• TASK DIRECTIONS: It is required that all of the data be written out exactly.

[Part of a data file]
>> begin
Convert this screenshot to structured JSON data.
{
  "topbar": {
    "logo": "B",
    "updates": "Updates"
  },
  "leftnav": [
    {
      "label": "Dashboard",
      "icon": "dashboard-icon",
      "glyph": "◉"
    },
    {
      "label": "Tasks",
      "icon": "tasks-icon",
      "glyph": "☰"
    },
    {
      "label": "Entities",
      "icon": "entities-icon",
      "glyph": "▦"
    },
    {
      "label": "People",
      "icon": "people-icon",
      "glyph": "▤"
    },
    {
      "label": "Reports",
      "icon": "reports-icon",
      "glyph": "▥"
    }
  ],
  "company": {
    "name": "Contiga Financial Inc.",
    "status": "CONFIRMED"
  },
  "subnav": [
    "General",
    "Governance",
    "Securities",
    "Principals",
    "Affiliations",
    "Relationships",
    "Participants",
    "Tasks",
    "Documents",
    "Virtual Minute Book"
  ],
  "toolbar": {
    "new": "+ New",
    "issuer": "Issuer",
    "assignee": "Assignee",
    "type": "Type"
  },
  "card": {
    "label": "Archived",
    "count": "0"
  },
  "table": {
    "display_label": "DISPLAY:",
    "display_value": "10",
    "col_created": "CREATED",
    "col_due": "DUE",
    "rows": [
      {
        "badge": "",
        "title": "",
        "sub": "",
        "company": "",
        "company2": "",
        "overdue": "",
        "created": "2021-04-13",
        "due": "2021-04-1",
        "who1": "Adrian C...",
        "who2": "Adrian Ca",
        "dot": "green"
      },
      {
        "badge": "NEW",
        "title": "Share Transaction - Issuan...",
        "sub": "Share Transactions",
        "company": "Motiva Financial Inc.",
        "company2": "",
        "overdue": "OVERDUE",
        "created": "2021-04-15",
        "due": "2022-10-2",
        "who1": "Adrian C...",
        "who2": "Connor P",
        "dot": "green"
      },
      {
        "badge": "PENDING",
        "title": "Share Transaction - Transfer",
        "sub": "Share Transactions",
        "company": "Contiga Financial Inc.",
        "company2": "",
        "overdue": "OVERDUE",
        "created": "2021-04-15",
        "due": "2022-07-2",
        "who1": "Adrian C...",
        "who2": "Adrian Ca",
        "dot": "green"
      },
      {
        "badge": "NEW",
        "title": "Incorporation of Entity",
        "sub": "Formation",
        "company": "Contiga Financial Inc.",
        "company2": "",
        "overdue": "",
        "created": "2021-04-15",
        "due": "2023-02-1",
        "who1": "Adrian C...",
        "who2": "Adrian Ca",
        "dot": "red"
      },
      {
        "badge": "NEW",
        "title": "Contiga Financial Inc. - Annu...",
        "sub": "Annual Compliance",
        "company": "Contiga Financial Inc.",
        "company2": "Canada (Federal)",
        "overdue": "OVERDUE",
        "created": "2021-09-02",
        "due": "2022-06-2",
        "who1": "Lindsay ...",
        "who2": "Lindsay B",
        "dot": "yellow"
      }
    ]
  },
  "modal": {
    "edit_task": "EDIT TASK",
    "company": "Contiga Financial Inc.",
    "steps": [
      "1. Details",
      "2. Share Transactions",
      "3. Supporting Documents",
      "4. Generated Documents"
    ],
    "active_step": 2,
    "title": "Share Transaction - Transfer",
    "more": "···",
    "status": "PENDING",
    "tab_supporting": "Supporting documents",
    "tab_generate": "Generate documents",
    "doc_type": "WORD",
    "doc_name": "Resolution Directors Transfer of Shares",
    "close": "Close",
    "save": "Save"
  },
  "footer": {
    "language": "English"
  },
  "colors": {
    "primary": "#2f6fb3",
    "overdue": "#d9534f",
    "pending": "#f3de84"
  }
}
>> end
• TASK OUTPUT:
Convert this screenshot to structured JSON data.
{
  "topbar": {
    "logo": "B",
    "updates": "Updates"
  },
  "leftnav": [
    {
      "label": "Dashboard",
      "icon": "dashboard-icon",
      "glyph": "◉"
    },
    {
      "label": "Tasks",
      "icon": "tasks-icon",
      "glyph": "☰"
    },
    {
      "label": "Entities",
      "icon": "entities-icon",
      "glyph": "▦"
    },
    {
      "label": "People",
      "icon": "people-icon",
      "glyph": "▤"
    },
    {
      "label": "Reports",
      "icon": "reports-icon",
      "glyph": "▥"
    }
  ],
  "company": {
    "name": "Contiga Financial Inc.",
    "status": "CONFIRMED"
  },
  "subnav": [
    "General",
    "Governance",
    "Securities",
    "Principals",
    "Affiliations",
    "Relationships",
    "Participants",
    "Tasks",
    "Documents",
    "Virtual Minute Book"
  ],
  "toolbar": {
    "new": "+ New",
    "issuer": "Issuer",
    "assignee": "Assignee",
    "type": "Type"
  },
  "card": {
    "label": "Archived",
    "count": "0"
  },
  "table": {
    "display_label": "DISPLAY:",
    "display_value": "10",
    "col_created": "CREATED",
    "col_due": "DUE",
    "rows": [
      {
        "badge": "",
        "title": "",
        "sub": "",
        "company": "",
        "company2": "",
        "overdue": "",
        "created": "2021-04-13",
        "due": "2021-04-1",
        "who1": "Adrian C...",
        "who2": "Adrian Ca",
        "dot": "green"
      },
      {
        "badge": "NEW",
        "title": "Share Transaction - Issuan...",
        "sub": "Share Transactions",
        "company": "Motiva Financial Inc.",
        "company2": "",
        "overdue": "OVERDUE",
        "created": "2021-04-15",
        "due": "2022-10-2",
        "who1": "Adrian C...",
        "who2": "Connor P",
        "dot": "green"
      },
      {
        "badge": "PENDING",
        "title": "Share Transaction - Transfer",
        "sub": "Share Transactions",
        "company": "Contiga Financial Inc.",
        "company2": "",
        "overdue": "OVERDUE",
        "created": "2021-04-15",
        "due": "2022-07-2",
        "who1": "Adrian C...",
        "who2": "Adrian Ca",
        "dot": "green"
      },
      {
        "badge": "NEW",
        "title": "Incorporation of Entity",
        "sub": "Formation",
        "company": "Contiga Financial Inc.",
        "company2": "",
        "overdue": "",
        "created": "2021-04-15",
        "due": "2023-02-1",
        "who1": "Adrian C...",
        "who2": "Adrian Ca",
        "dot": "red"
      },
      {
        "badge": "NEW",
        "title": "Contiga Financial Inc. - Annu...",
        "sub": "Annual Compliance",
        "company": "Contiga Financial Inc.",
        "company2": "Canada (Federal)",
        "overdue": "OVERDUE",
        "created": "2021-09-02",
        "due": "2022-06-2",
        "who1": "Lindsay ...",
        "who2": "Lindsay B",
        "dot": "yellow"
      }
    ]
  },
  "modal": {
    "edit_task": "EDIT TASK",
    "company": "Contiga Financial Inc.",
    "steps": [
      "1. Details",
      "2. Share Transactions",
      "3. Supporting Documents",
      "4. Generated Documents"
    ],
    "active_step": 2,
    "title": "Share Transaction - Transfer",
    "more": "···",
    "status": "PENDING",
    "tab_supporting": "Supporting documents",
    "tab_generate": "Generate documents",
    "doc_type": "WORD",
    "doc_name": "Resolution Directors Transfer of Shares",
    "close": "Close",
    "save": "Save"
  },
  "footer": {
    "language": "English"
  },
  "colors": {
    "primary": "#2f6fb3",
    "overdue": "#d9534f",
    "pending": "#f3de84"
  }
}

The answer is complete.